#### [STATED EXERCISE]
What is the number of lines holding the word "Fidyah"? Give that number alone.

#### [DATA SUPPLIED]
+---+

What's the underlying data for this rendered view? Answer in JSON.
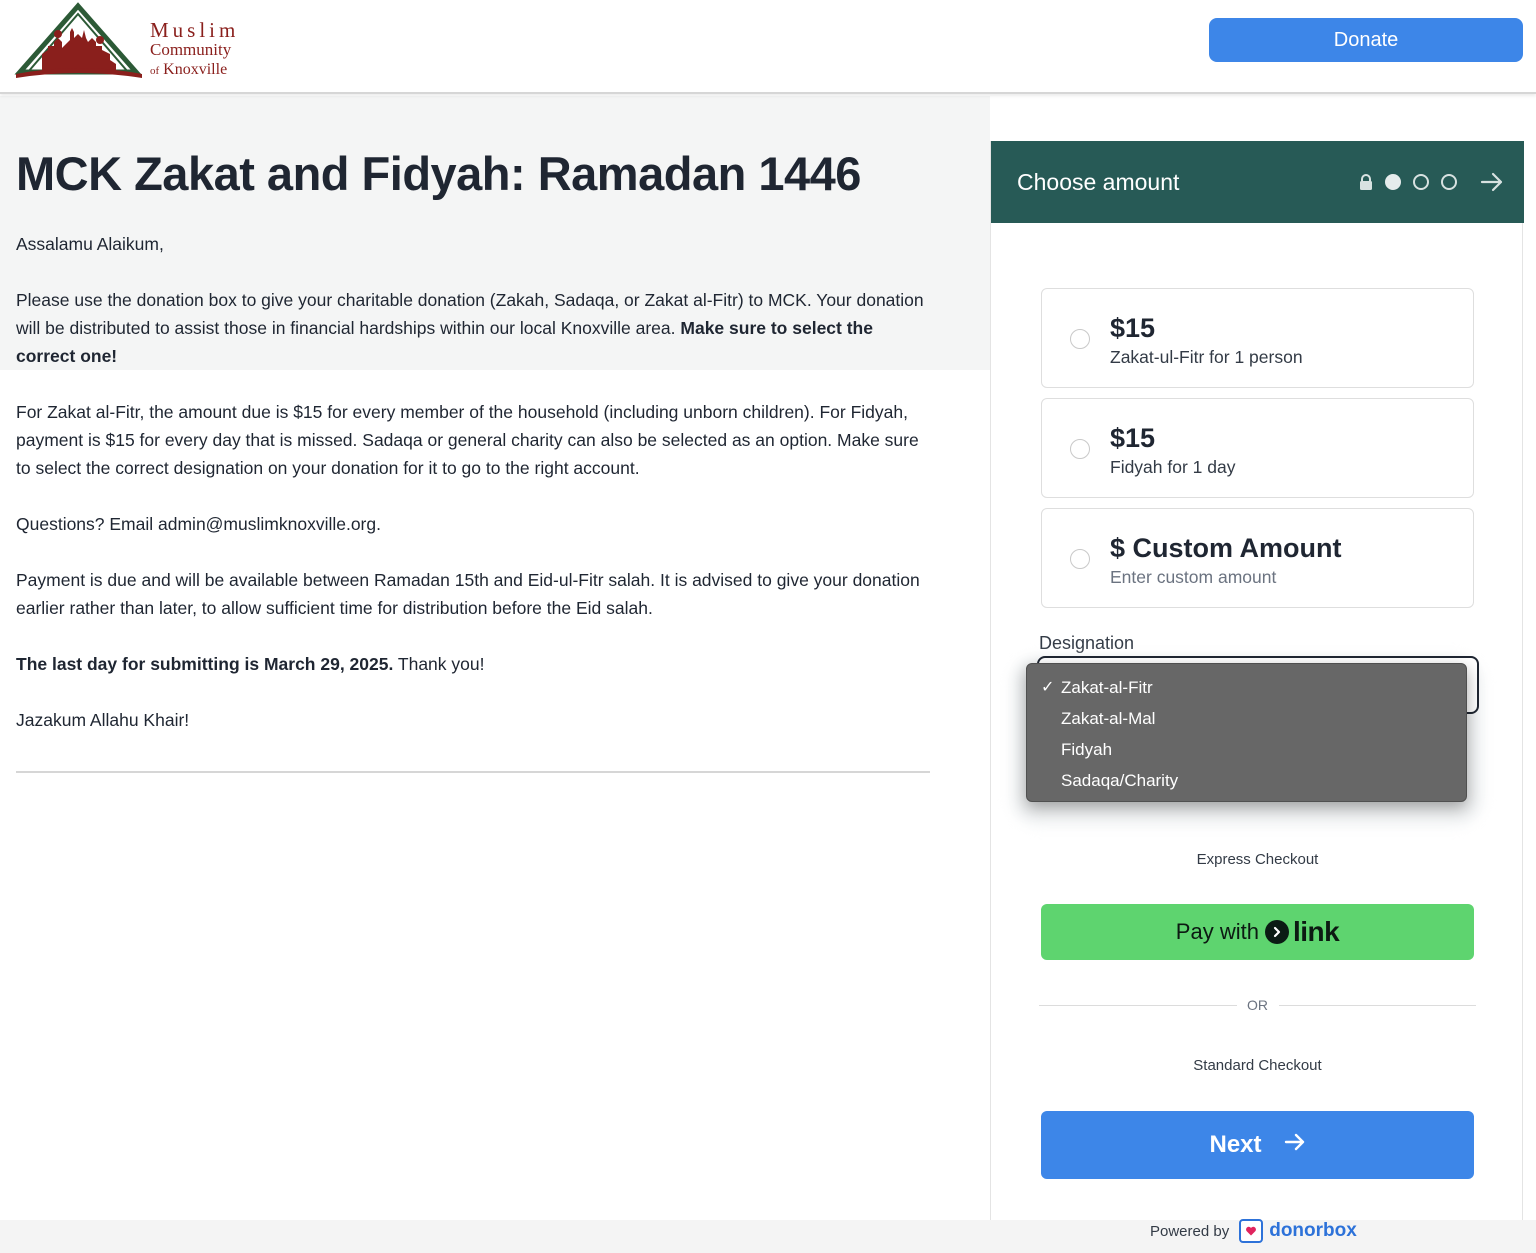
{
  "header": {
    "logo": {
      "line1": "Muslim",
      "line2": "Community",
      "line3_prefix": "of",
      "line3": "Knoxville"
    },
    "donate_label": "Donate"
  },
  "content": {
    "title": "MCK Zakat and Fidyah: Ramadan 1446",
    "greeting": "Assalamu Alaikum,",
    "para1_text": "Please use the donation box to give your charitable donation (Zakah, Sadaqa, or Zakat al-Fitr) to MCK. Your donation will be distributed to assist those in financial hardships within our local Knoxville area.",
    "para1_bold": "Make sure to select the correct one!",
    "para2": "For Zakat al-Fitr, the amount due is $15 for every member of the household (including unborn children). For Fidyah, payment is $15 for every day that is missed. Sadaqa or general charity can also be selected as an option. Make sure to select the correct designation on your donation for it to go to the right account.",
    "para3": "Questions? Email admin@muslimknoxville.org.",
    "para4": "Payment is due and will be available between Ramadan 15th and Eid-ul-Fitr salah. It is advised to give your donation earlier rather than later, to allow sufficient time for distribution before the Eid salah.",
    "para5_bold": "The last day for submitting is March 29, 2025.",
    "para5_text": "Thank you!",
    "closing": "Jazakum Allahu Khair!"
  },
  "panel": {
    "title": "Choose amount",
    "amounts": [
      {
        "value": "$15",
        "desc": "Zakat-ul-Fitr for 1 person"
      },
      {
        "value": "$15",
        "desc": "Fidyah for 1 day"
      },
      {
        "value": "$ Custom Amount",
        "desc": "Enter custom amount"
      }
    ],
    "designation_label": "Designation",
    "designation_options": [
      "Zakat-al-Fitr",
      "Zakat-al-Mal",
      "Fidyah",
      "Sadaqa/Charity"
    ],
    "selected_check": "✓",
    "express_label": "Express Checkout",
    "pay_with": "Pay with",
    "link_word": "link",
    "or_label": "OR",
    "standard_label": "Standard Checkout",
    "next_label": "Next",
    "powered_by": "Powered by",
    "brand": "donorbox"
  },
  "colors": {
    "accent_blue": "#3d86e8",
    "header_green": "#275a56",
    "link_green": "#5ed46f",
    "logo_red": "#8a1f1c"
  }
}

+---+

#### [COMPLETED TASK]
4